** Start TASK INPUT **

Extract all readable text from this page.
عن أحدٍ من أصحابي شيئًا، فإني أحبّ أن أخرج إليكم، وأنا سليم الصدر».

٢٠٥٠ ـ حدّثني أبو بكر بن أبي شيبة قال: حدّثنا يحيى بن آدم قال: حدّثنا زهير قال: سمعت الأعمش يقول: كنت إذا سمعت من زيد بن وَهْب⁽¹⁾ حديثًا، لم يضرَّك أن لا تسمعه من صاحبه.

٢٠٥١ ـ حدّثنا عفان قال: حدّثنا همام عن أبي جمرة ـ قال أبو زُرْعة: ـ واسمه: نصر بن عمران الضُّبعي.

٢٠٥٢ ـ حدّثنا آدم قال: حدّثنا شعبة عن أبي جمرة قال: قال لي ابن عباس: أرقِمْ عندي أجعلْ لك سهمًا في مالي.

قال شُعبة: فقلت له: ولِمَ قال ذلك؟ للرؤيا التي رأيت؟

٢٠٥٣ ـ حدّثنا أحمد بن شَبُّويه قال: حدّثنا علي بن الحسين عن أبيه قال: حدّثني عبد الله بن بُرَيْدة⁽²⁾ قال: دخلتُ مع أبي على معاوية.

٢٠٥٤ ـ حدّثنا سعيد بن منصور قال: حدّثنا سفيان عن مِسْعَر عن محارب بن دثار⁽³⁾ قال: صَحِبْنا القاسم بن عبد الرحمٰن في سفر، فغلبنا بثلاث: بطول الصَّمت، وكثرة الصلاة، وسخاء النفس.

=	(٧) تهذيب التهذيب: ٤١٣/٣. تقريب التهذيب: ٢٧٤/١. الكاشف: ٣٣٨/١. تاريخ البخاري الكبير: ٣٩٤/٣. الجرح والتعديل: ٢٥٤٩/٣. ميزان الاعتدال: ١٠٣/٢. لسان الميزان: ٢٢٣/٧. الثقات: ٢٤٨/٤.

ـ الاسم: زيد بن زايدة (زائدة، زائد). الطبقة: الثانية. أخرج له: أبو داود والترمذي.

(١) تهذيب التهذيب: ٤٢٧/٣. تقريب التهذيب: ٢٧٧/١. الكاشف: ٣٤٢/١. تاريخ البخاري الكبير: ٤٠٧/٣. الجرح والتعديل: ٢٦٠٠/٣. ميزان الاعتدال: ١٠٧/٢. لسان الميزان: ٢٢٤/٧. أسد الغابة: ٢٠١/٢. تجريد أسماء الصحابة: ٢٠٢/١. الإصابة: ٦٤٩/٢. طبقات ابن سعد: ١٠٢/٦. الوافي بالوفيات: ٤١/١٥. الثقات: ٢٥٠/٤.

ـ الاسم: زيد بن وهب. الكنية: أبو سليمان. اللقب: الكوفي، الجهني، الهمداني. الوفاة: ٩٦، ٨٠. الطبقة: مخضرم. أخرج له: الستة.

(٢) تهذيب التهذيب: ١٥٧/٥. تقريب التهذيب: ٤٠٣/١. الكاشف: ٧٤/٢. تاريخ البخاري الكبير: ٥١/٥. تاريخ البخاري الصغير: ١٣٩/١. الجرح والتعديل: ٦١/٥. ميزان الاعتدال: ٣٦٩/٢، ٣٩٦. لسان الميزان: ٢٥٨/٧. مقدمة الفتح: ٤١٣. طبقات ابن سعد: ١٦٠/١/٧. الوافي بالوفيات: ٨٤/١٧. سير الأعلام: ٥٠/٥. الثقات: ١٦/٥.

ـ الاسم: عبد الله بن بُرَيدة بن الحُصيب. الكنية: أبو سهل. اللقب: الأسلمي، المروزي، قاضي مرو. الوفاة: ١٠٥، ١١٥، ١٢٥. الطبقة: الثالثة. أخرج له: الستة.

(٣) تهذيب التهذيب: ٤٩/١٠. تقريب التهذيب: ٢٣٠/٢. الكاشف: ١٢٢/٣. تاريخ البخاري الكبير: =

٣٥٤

** End TASK INPUT **

» **EXERCISE DESCRIPTION**
Exactly how many lines contain "الاسم"? State the number and nothing else.

» **ANSWER TO THE EXERCISE**
3